Figure dataset records
_____
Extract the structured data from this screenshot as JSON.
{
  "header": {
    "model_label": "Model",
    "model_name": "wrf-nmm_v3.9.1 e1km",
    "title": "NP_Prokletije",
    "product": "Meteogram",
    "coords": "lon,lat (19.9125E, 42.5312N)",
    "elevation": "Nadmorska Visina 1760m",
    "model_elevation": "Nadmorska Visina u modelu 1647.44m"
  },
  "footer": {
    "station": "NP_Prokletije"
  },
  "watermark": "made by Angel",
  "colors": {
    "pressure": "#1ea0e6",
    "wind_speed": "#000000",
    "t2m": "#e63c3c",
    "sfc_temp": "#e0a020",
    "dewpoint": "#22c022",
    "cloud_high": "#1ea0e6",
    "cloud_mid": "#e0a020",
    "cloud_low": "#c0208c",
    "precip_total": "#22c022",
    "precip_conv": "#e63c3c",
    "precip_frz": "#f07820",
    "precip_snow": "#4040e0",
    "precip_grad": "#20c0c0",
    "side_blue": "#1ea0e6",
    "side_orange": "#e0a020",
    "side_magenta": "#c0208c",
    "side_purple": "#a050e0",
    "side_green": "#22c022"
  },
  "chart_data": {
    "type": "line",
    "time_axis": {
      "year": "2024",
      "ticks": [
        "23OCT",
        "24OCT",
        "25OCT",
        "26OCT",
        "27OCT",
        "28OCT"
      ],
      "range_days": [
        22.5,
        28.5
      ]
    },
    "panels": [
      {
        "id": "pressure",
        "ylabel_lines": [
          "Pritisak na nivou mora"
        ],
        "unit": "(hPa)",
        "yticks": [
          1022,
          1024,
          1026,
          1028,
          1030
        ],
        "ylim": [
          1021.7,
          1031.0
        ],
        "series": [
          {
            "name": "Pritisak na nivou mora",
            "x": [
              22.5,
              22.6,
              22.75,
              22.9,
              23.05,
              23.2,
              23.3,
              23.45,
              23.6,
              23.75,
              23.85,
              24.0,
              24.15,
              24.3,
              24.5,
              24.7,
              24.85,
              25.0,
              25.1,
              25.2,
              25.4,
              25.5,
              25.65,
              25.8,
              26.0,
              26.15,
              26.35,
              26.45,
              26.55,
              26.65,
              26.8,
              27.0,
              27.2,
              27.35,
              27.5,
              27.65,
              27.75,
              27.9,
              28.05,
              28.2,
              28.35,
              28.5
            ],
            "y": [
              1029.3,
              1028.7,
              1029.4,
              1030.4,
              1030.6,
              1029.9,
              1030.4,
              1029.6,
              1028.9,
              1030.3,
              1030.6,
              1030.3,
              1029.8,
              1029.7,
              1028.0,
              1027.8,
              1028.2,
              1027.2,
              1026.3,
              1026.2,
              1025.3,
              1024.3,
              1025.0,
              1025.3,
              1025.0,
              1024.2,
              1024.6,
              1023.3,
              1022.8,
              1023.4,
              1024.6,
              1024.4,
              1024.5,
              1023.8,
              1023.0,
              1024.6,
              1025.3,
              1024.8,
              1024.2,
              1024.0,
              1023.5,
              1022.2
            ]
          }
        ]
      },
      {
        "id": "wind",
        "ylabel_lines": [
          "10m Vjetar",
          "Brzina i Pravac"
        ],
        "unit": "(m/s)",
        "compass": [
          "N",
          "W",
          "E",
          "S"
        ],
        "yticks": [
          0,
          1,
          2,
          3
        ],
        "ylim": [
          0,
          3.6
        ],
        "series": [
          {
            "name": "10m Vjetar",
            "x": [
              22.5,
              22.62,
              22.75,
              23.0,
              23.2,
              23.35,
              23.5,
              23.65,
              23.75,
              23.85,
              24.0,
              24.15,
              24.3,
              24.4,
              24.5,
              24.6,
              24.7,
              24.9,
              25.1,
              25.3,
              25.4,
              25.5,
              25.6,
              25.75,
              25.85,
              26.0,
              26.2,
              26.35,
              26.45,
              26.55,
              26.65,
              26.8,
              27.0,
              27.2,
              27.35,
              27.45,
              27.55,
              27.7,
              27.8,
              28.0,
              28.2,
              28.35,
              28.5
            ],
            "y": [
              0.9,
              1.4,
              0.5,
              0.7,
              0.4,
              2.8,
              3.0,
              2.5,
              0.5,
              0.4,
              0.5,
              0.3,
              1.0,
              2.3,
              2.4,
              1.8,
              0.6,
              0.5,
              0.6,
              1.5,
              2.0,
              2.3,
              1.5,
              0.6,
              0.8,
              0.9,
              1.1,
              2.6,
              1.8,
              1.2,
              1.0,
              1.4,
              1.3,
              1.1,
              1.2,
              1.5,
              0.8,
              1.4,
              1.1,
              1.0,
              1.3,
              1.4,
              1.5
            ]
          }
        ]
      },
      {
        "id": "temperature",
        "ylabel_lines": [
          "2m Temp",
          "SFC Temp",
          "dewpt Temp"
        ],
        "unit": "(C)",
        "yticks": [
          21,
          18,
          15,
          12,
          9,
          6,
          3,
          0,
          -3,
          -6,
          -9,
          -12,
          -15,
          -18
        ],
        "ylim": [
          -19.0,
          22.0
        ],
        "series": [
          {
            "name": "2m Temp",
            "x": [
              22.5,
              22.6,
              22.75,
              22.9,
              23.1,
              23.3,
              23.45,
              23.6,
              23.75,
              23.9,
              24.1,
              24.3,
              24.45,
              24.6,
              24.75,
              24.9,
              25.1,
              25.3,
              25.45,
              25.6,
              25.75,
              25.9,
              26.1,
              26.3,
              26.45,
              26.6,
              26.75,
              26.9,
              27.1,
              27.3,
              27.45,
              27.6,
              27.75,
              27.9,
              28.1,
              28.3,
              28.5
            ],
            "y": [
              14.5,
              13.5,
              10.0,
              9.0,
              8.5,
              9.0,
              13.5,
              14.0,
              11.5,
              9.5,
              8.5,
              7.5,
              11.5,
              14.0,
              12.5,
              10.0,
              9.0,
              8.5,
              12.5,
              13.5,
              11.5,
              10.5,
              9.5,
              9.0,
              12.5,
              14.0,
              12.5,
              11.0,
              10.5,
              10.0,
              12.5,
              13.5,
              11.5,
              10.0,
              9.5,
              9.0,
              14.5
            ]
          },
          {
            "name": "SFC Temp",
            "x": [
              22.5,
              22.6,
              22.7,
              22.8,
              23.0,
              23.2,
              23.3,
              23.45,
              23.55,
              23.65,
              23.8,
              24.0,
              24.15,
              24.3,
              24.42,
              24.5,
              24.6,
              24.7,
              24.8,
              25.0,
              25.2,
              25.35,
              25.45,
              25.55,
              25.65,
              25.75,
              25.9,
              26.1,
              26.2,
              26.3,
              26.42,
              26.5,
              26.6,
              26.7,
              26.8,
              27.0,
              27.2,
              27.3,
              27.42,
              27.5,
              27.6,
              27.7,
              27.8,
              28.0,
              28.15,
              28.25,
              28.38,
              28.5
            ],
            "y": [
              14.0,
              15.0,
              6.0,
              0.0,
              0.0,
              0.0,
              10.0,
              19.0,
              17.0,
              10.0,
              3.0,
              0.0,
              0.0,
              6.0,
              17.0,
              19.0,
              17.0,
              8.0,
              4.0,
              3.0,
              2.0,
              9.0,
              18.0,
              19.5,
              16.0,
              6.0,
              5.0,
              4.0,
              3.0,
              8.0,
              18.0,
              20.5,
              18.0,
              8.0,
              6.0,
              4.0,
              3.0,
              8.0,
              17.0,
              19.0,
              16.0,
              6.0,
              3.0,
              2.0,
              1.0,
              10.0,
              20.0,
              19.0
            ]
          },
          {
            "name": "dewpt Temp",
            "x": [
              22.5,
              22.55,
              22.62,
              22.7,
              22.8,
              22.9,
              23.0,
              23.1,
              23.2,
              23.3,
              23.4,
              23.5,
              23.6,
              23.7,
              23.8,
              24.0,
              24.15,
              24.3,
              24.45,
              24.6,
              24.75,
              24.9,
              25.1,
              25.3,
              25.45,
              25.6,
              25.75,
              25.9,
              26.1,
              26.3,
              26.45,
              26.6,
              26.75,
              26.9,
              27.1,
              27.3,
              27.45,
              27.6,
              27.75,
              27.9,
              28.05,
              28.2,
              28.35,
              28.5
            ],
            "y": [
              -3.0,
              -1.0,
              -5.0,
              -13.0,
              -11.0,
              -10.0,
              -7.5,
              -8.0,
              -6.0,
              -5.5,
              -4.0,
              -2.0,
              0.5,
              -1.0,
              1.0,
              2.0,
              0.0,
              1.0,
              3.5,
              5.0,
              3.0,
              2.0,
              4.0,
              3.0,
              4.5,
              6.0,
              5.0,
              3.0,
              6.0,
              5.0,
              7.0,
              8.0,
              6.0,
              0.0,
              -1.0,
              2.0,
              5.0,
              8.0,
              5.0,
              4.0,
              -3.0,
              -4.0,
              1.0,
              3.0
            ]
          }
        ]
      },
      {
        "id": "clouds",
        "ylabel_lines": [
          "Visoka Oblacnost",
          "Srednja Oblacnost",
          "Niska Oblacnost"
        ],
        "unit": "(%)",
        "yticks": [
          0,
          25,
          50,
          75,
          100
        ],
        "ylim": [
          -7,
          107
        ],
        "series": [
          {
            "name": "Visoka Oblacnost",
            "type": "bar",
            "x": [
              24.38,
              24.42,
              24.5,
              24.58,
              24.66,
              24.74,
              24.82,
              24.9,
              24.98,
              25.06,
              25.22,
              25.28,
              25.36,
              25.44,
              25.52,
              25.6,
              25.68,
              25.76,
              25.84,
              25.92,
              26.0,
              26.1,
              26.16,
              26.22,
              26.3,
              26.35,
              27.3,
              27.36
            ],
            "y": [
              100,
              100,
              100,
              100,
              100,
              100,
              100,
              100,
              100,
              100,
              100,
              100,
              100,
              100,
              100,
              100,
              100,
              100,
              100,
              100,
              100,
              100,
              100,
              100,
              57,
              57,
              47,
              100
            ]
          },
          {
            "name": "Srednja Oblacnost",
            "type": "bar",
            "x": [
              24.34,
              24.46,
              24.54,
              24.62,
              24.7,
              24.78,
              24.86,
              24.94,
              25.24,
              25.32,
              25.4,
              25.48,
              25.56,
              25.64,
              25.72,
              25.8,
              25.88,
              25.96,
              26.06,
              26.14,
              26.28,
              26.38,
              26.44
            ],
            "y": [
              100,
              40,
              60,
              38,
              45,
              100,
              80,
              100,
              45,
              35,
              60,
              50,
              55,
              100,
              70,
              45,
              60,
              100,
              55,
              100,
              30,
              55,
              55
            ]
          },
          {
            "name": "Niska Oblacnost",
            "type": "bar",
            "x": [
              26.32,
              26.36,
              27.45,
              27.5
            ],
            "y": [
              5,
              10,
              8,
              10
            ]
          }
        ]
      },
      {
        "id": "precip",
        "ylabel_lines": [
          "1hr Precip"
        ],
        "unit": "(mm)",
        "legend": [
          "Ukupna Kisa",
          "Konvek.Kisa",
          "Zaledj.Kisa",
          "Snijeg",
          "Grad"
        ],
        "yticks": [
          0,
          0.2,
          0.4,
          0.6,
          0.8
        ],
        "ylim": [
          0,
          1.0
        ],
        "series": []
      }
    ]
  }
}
_____
- What is asked
Search the entries for the word "Niska" and copy every line that has it.

- Expected output
          "Niska Oblacnost"
            "name": "Niska Oblacnost",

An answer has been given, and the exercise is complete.